THE REQUEST
Which lines have the string "title"? Copy all of them from the entries below.

──────

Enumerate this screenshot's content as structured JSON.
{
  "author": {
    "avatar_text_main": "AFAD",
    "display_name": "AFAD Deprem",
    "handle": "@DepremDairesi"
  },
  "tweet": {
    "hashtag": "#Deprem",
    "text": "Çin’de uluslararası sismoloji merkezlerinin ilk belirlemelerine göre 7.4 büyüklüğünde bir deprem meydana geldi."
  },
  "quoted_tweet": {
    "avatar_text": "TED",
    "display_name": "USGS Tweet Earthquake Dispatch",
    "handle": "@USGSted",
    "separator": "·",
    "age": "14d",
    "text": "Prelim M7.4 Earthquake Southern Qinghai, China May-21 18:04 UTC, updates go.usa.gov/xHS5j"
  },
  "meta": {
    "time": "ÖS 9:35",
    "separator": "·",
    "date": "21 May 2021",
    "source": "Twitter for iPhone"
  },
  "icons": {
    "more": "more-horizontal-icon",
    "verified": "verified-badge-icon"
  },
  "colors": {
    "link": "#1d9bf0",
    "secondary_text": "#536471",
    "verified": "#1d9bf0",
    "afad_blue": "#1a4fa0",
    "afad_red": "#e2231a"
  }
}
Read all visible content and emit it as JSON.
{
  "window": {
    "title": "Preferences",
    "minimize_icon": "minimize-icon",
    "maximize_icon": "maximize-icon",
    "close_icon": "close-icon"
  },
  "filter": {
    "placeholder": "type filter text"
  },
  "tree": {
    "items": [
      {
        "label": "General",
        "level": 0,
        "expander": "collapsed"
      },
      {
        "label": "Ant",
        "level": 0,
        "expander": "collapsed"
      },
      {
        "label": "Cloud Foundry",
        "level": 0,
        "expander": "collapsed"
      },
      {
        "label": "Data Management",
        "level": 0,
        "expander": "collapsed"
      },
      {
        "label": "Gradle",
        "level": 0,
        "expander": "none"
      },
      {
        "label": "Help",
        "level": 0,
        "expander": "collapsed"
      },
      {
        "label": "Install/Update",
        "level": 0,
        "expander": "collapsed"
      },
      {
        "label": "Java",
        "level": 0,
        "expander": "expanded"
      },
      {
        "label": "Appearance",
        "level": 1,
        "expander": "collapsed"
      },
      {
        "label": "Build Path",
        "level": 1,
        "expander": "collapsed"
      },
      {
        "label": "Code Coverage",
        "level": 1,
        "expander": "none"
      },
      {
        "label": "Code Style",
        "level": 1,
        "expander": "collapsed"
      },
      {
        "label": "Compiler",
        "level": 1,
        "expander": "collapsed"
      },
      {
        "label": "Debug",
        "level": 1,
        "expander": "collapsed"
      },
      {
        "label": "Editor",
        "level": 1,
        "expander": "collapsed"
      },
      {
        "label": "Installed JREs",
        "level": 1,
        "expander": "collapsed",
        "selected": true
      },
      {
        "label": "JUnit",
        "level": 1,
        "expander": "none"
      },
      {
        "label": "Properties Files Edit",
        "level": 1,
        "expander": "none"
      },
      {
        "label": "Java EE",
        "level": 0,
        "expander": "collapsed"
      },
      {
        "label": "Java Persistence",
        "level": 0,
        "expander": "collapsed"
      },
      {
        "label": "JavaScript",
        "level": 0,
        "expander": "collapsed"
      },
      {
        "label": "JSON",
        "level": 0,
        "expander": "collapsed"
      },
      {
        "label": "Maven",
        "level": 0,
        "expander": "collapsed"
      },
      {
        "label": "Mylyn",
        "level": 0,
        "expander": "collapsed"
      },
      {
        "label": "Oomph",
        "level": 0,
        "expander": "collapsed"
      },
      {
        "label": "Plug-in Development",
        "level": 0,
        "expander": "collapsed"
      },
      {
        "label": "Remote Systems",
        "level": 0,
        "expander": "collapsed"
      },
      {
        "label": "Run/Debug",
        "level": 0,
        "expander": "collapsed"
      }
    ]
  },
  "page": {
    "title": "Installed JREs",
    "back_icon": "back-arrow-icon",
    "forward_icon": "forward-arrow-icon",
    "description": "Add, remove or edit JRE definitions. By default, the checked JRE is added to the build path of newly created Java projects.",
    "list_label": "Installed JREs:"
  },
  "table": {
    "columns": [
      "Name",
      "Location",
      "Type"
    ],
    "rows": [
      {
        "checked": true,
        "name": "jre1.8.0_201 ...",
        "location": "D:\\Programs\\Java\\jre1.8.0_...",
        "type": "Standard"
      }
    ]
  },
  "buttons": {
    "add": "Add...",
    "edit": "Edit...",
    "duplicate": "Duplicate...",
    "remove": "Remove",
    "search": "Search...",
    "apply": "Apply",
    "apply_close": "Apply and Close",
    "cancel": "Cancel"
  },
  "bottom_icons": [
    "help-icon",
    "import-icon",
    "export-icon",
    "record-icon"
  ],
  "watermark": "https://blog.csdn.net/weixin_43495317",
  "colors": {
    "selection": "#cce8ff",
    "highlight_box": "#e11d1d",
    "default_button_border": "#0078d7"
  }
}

──────

TASK OUTPUT
    "title": "Preferences",
    "title": "Installed JREs",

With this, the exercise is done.